Given problem. Count how many lines of the material hold "this". Respond with that number alone.
— start Provided records —
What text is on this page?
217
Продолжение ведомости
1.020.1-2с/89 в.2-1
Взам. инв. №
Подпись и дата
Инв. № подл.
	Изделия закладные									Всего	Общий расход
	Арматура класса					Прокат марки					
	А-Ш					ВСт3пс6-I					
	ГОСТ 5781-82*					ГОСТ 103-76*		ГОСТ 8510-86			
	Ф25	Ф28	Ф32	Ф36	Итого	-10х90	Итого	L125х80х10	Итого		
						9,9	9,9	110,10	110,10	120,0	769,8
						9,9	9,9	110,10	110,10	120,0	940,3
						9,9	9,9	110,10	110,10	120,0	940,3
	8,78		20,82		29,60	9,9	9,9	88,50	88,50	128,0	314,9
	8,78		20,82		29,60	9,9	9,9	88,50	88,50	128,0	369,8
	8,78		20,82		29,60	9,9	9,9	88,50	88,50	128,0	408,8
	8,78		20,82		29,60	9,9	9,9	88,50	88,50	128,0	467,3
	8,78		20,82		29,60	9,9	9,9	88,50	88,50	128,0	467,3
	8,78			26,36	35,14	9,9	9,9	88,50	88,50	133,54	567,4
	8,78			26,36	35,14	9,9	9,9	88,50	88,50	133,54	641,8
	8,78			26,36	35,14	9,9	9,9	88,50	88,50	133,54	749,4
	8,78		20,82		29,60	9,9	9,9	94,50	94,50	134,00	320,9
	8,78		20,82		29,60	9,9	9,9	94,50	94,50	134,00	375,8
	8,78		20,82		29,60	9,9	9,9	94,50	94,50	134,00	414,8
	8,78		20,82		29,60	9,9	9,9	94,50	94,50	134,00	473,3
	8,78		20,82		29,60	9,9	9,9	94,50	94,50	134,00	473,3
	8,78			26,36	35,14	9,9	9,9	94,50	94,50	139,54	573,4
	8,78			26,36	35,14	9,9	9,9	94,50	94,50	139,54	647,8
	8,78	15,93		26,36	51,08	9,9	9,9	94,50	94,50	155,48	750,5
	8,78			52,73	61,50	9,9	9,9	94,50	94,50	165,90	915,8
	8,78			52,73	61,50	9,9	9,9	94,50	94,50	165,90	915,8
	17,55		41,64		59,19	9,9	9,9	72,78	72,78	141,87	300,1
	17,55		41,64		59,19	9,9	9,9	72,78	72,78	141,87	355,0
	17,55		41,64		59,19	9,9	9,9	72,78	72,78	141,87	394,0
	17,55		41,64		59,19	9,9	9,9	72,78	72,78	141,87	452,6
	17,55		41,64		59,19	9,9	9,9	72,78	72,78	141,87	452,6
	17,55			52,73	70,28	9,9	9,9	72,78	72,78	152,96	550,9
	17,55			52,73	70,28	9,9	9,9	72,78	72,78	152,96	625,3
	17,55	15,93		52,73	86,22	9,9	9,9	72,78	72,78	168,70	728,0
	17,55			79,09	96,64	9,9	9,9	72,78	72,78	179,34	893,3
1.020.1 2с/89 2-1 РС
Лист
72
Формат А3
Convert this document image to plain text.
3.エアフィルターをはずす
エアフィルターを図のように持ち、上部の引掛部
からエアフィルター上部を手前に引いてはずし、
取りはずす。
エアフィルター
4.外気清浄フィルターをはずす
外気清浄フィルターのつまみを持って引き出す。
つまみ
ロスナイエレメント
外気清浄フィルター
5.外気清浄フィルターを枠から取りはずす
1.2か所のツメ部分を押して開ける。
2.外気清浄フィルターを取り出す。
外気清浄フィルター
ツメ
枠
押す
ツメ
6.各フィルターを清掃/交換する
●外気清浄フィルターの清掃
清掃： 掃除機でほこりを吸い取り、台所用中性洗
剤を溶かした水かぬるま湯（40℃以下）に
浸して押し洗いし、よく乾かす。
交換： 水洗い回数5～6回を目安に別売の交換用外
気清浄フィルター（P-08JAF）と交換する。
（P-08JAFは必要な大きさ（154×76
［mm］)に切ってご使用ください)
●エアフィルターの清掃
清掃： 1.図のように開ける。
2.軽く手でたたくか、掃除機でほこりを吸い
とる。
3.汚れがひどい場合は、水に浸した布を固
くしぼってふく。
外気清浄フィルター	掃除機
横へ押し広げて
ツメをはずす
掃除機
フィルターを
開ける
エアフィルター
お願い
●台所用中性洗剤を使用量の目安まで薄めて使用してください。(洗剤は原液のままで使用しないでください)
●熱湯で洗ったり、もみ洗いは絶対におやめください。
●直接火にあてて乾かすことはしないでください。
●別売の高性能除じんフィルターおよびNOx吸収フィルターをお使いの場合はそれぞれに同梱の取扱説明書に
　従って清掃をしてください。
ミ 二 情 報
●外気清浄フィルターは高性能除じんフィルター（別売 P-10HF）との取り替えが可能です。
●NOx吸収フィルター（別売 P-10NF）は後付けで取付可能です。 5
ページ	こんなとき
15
— end Provided records —
The result. 2